#### Task objective
Across the entries below, how many lines contain the word "cómo"? Give the number alone.

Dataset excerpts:

◇ ◇ ◇ ◇ ◇

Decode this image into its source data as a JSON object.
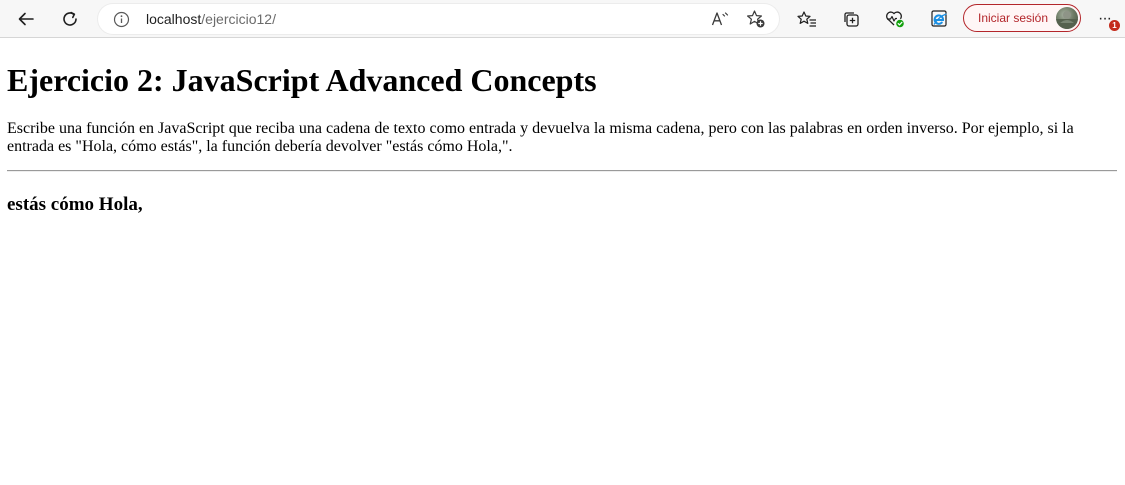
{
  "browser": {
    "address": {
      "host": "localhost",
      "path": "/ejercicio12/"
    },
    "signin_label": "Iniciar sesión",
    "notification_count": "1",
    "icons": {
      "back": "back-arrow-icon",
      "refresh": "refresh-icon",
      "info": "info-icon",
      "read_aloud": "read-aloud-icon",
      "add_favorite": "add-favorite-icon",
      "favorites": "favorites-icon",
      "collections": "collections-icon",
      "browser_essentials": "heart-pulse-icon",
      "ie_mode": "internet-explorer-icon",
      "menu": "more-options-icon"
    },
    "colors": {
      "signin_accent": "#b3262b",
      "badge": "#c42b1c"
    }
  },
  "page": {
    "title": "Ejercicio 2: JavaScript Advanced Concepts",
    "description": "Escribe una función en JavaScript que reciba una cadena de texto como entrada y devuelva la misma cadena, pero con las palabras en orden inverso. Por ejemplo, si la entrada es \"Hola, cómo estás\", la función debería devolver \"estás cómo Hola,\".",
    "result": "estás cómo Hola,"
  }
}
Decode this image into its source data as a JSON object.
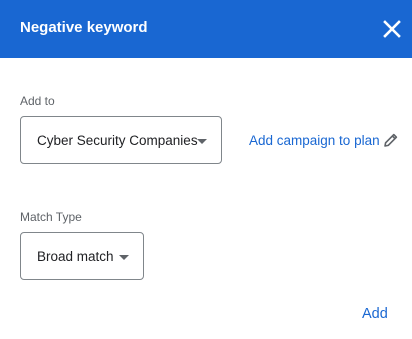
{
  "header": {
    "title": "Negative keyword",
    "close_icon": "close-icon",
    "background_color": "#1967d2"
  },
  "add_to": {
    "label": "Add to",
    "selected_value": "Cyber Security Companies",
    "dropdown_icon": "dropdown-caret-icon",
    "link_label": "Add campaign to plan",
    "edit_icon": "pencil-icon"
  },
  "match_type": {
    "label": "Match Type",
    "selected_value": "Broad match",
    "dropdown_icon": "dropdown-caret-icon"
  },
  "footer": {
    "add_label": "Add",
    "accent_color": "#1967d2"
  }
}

◇ ◇ ◇ ◇ ◇

#### Written response
2